INSTRUCTION = Provide an exact reproduction of every entry.

---------- SUPPLIED MATERIAL

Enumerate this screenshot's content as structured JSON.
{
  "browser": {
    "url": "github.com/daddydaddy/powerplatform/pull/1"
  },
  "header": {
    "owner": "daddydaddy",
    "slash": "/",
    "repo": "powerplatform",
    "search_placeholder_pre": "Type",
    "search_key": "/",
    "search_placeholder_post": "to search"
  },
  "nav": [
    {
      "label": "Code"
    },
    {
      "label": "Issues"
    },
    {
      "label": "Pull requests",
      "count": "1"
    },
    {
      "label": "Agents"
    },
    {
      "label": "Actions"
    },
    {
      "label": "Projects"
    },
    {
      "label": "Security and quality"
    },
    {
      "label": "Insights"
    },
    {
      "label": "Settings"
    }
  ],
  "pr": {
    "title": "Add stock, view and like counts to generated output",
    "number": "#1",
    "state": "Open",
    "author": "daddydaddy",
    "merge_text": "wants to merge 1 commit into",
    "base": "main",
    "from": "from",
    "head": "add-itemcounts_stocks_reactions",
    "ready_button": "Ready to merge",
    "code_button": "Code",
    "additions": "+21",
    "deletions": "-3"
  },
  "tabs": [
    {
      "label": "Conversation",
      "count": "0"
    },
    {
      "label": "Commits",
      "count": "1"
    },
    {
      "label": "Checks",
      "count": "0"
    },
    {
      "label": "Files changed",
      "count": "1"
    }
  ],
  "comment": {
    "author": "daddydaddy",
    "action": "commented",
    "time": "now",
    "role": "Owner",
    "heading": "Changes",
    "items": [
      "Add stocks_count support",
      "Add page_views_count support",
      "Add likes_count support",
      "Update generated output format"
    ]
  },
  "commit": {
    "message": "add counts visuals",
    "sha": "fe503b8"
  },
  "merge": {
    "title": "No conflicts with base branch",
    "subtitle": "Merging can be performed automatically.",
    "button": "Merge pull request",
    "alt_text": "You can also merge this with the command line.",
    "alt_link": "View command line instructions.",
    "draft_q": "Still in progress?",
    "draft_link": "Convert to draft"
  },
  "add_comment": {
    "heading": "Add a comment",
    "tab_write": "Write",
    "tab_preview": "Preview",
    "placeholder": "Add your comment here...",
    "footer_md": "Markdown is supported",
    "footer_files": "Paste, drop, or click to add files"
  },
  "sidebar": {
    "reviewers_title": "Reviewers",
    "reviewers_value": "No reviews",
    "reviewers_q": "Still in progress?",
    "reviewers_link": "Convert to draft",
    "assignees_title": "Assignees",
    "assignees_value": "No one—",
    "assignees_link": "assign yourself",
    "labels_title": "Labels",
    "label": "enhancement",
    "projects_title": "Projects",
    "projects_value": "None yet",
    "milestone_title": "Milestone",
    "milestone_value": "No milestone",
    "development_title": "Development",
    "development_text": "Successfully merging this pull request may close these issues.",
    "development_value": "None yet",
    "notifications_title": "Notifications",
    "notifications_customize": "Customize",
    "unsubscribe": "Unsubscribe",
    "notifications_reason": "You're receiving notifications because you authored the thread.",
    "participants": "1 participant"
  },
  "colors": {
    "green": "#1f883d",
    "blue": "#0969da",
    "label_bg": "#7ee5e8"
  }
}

--------------------

THE RESPONSE =
Enumerate this screenshot's content as structured JSON.
{
  "browser": {
    "url": "github.com/daddydaddy/powerplatform/pull/1"
  },
  "header": {
    "owner": "daddydaddy",
    "slash": "/",
    "repo": "powerplatform",
    "search_placeholder_pre": "Type",
    "search_key": "/",
    "search_placeholder_post": "to search"
  },
  "nav": [
    {
      "label": "Code"
    },
    {
      "label": "Issues"
    },
    {
      "label": "Pull requests",
      "count": "1"
    },
    {
      "label": "Agents"
    },
    {
      "label": "Actions"
    },
    {
      "label": "Projects"
    },
    {
      "label": "Security and quality"
    },
    {
      "label": "Insights"
    },
    {
      "label": "Settings"
    }
  ],
  "pr": {
    "title": "Add stock, view and like counts to generated output",
    "number": "#1",
    "state": "Open",
    "author": "daddydaddy",
    "merge_text": "wants to merge 1 commit into",
    "base": "main",
    "from": "from",
    "head": "add-itemcounts_stocks_reactions",
    "ready_button": "Ready to merge",
    "code_button": "Code",
    "additions": "+21",
    "deletions": "-3"
  },
  "tabs": [
    {
      "label": "Conversation",
      "count": "0"
    },
    {
      "label": "Commits",
      "count": "1"
    },
    {
      "label": "Checks",
      "count": "0"
    },
    {
      "label": "Files changed",
      "count": "1"
    }
  ],
  "comment": {
    "author": "daddydaddy",
    "action": "commented",
    "time": "now",
    "role": "Owner",
    "heading": "Changes",
    "items": [
      "Add stocks_count support",
      "Add page_views_count support",
      "Add likes_count support",
      "Update generated output format"
    ]
  },
  "commit": {
    "message": "add counts visuals",
    "sha": "fe503b8"
  },
  "merge": {
    "title": "No conflicts with base branch",
    "subtitle": "Merging can be performed automatically.",
    "button": "Merge pull request",
    "alt_text": "You can also merge this with the command line.",
    "alt_link": "View command line instructions.",
    "draft_q": "Still in progress?",
    "draft_link": "Convert to draft"
  },
  "add_comment": {
    "heading": "Add a comment",
    "tab_write": "Write",
    "tab_preview": "Preview",
    "placeholder": "Add your comment here...",
    "footer_md": "Markdown is supported",
    "footer_files": "Paste, drop, or click to add files"
  },
  "sidebar": {
    "reviewers_title": "Reviewers",
    "reviewers_value": "No reviews",
    "reviewers_q": "Still in progress?",
    "reviewers_link": "Convert to draft",
    "assignees_title": "Assignees",
    "assignees_value": "No one—",
    "assignees_link": "assign yourself",
    "labels_title": "Labels",
    "label": "enhancement",
    "projects_title": "Projects",
    "projects_value": "None yet",
    "milestone_title": "Milestone",
    "milestone_value": "No milestone",
    "development_title": "Development",
    "development_text": "Successfully merging this pull request may close these issues.",
    "development_value": "None yet",
    "notifications_title": "Notifications",
    "notifications_customize": "Customize",
    "unsubscribe": "Unsubscribe",
    "notifications_reason": "You're receiving notifications because you authored the thread.",
    "participants": "1 participant"
  },
  "colors": {
    "green": "#1f883d",
    "blue": "#0969da",
    "label_bg": "#7ee5e8"
  }
}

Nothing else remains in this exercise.